** begin Material provided **
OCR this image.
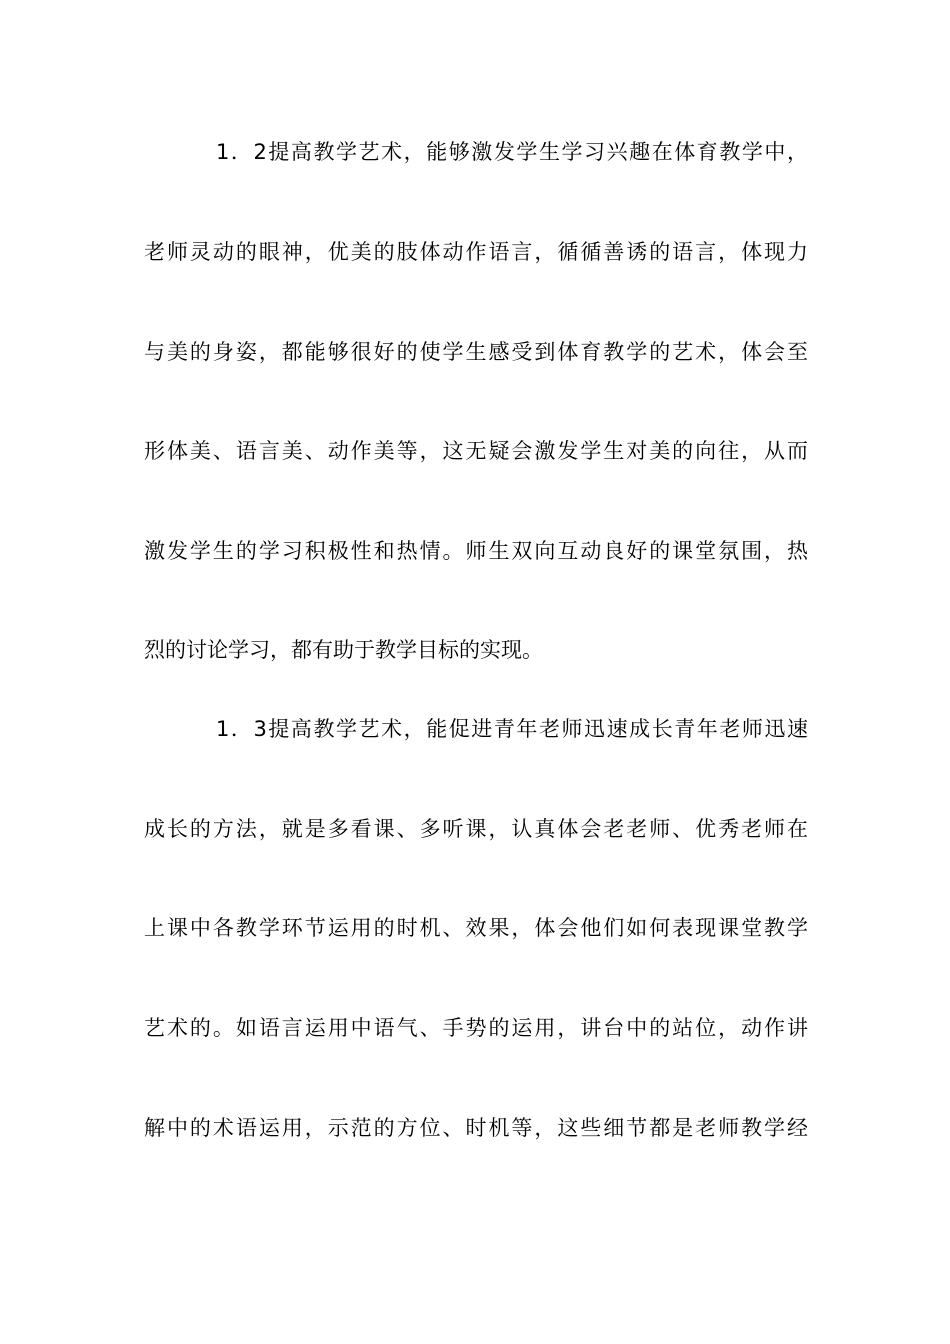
1．2提高教学艺术，能够激发学生学习兴趣在体育教学中，
老师灵动的眼神，优美的肢体动作语言，循循善诱的语言，体现力
与美的身姿，都能够很好的使学生感受到体育教学的艺术，体会至
形体美、语言美、动作美等，这无疑会激发学生对美的向往，从而
激发学生的学习积极性和热情。师生双向互动良好的课堂氛围，热
烈的讨论学习，都有助于教学目标的实现。
1．3提高教学艺术，能促进青年老师迅速成长青年老师迅速
成长的方法，就是多看课、多听课，认真体会老老师、优秀老师在
上课中各教学环节运用的时机、效果，体会他们如何表现课堂教学
艺术的。如语言运用中语气、手势的运用，讲台中的站位，动作讲
解中的术语运用，示范的方位、时机等，这些细节都是老师教学经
** end Material provided **
Task to carry out: Without the pictures, repeat all the records word for word.

Solution:
OCR this image.
1．2提高教学艺术，能够激发学生学习兴趣在体育教学中，
老师灵动的眼神，优美的肢体动作语言，循循善诱的语言，体现力
与美的身姿，都能够很好的使学生感受到体育教学的艺术，体会至
形体美、语言美、动作美等，这无疑会激发学生对美的向往，从而
激发学生的学习积极性和热情。师生双向互动良好的课堂氛围，热
烈的讨论学习，都有助于教学目标的实现。
1．3提高教学艺术，能促进青年老师迅速成长青年老师迅速
成长的方法，就是多看课、多听课，认真体会老老师、优秀老师在
上课中各教学环节运用的时机、效果，体会他们如何表现课堂教学
艺术的。如语言运用中语气、手势的运用，讲台中的站位，动作讲
解中的术语运用，示范的方位、时机等，这些细节都是老师教学经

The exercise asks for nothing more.